- _ITEMS_:
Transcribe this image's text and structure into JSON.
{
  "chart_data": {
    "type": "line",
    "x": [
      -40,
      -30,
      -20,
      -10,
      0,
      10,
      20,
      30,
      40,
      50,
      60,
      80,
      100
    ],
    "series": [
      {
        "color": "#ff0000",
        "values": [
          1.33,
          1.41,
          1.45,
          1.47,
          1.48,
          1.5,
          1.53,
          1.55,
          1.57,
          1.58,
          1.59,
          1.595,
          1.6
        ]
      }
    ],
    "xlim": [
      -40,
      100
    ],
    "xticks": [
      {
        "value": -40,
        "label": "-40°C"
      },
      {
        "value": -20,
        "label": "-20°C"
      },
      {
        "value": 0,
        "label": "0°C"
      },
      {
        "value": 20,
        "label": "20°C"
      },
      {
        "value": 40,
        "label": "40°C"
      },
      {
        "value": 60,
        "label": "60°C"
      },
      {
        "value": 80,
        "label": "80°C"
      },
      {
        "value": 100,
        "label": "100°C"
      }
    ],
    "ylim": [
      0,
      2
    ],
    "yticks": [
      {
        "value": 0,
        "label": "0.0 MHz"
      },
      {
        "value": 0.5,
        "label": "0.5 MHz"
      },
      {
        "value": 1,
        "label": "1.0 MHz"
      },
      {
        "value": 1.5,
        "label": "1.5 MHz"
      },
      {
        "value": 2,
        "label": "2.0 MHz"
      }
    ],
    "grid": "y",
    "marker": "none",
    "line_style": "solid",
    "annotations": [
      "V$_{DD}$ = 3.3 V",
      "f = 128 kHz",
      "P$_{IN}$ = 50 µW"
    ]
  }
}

* * *

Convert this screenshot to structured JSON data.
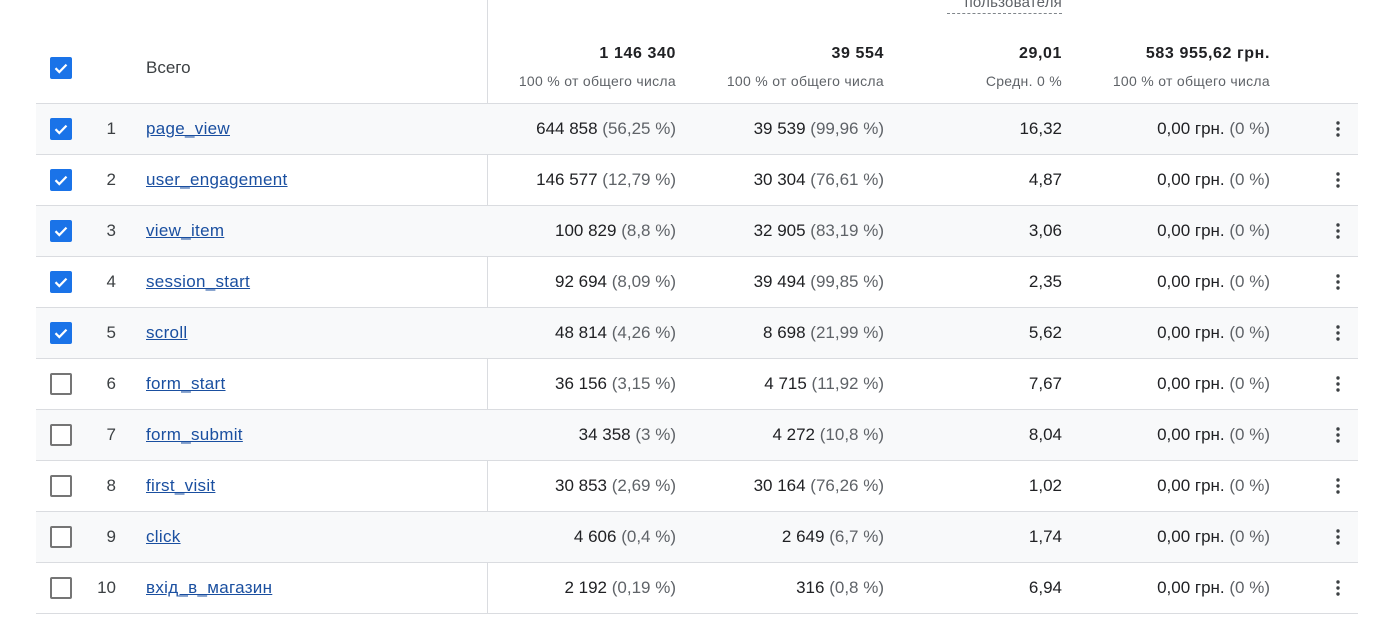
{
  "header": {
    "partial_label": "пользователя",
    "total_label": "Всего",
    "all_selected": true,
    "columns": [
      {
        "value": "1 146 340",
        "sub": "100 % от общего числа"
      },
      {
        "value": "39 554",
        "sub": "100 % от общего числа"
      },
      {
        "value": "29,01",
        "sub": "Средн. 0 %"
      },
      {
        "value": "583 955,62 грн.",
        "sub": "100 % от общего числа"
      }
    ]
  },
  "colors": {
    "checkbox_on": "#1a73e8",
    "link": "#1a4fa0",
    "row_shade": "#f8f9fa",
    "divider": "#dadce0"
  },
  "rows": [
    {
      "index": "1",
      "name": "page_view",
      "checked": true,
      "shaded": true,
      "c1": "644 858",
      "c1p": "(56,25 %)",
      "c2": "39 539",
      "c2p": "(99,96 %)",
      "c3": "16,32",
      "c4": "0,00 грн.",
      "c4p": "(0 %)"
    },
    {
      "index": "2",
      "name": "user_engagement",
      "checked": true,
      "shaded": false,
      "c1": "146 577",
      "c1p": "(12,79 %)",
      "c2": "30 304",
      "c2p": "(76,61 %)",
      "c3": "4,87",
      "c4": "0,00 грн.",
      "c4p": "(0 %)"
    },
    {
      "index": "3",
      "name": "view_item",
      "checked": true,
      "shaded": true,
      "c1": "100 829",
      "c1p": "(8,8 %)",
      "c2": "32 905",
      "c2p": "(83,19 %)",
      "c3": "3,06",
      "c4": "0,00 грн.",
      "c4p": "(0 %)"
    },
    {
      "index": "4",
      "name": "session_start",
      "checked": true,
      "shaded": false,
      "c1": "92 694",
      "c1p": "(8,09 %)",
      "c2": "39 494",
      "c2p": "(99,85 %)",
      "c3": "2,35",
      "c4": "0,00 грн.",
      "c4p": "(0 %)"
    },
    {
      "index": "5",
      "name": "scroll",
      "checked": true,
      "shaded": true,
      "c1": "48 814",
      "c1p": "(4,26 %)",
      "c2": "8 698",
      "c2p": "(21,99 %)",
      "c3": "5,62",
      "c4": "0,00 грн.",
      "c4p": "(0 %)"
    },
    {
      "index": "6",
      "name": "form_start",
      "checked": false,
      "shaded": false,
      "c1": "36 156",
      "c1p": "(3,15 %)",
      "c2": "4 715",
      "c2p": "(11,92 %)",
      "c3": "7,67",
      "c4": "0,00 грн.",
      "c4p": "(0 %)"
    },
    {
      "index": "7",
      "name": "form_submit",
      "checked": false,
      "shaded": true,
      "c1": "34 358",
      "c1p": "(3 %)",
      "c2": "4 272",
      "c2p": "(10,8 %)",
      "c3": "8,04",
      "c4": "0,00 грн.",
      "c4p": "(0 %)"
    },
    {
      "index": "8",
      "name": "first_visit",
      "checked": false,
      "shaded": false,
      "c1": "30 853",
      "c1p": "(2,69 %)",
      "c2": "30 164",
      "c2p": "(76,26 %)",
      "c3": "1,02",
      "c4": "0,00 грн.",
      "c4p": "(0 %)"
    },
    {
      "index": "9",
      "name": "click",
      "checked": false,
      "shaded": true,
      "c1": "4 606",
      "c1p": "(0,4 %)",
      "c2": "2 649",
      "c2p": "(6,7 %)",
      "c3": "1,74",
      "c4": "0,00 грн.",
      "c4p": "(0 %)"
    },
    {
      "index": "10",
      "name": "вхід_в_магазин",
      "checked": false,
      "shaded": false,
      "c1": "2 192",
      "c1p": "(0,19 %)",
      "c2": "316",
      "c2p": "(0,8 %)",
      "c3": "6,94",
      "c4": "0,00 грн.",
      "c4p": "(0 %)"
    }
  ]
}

--

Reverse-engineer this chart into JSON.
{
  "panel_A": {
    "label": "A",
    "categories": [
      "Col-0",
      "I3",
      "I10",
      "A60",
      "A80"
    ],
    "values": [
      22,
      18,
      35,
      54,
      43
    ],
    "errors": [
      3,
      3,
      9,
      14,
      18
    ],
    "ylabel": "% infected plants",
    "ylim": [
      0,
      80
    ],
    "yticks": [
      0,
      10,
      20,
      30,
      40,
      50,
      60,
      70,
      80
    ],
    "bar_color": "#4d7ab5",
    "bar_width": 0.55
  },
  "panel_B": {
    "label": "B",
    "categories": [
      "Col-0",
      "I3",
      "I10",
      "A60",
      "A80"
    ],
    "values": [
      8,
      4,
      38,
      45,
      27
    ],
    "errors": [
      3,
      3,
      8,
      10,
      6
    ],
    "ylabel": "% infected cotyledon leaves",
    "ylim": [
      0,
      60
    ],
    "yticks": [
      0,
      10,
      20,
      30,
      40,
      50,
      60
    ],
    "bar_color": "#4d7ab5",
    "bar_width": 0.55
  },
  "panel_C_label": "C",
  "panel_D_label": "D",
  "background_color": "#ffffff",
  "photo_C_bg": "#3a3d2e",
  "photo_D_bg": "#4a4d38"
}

- _TO DO_: Filter for "index". Return all lines that hold it.

- _EXERCISE RESULT_:
      "index": "1",
      "index": "2",
      "index": "3",
      "index": "4",
      "index": "5",
      "index": "6",
      "index": "7",
      "index": "8",
      "index": "9",
      "index": "10",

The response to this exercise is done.